SUPPLIED ENTRIES:
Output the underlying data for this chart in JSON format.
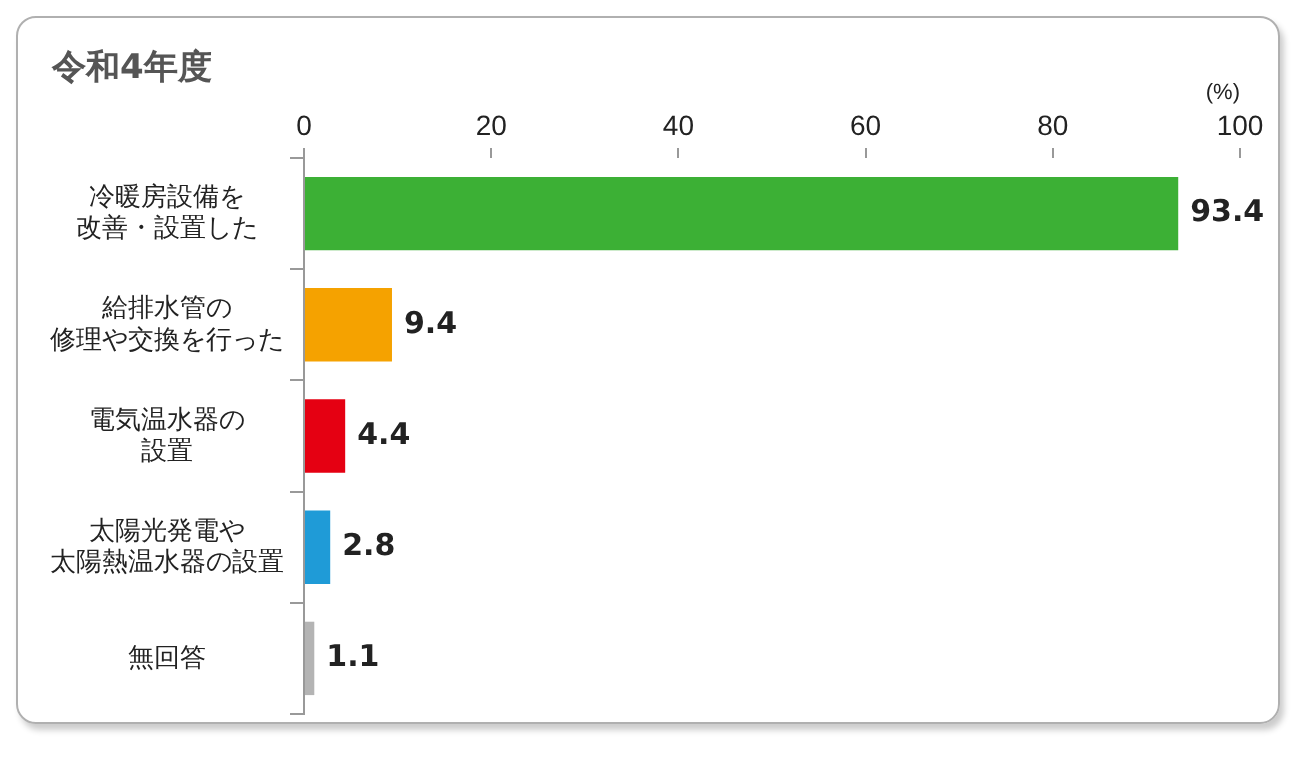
{
  "chart_data": {
    "type": "bar",
    "orientation": "horizontal",
    "title": "令和4年度",
    "xlabel": "(%)",
    "categories": [
      "冷暖房設備を改善・設置した",
      "給排水管の修理や交換を行った",
      "電気温水器の設置",
      "太陽光発電や太陽熱温水器の設置",
      "無回答"
    ],
    "values": [
      93.4,
      9.4,
      4.4,
      2.8,
      1.1
    ],
    "colors": [
      "#3cb035",
      "#f5a200",
      "#e50012",
      "#1f9bd7",
      "#b4b4b4"
    ],
    "xlim": [
      0,
      100
    ],
    "xticks": [
      0,
      20,
      40,
      60,
      80,
      100
    ],
    "grid": false,
    "legend": false,
    "data_labels": true
  }
}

GOAL: Quote every line of the records above exactly; no picture is to be copied.

RESPONSE TO THE EXERCISE:
Output the underlying data for this chart in JSON format.
{
  "chart_data": {
    "type": "bar",
    "orientation": "horizontal",
    "title": "令和4年度",
    "xlabel": "(%)",
    "categories": [
      "冷暖房設備を改善・設置した",
      "給排水管の修理や交換を行った",
      "電気温水器の設置",
      "太陽光発電や太陽熱温水器の設置",
      "無回答"
    ],
    "values": [
      93.4,
      9.4,
      4.4,
      2.8,
      1.1
    ],
    "colors": [
      "#3cb035",
      "#f5a200",
      "#e50012",
      "#1f9bd7",
      "#b4b4b4"
    ],
    "xlim": [
      0,
      100
    ],
    "xticks": [
      0,
      20,
      40,
      60,
      80,
      100
    ],
    "grid": false,
    "legend": false,
    "data_labels": true
  }
}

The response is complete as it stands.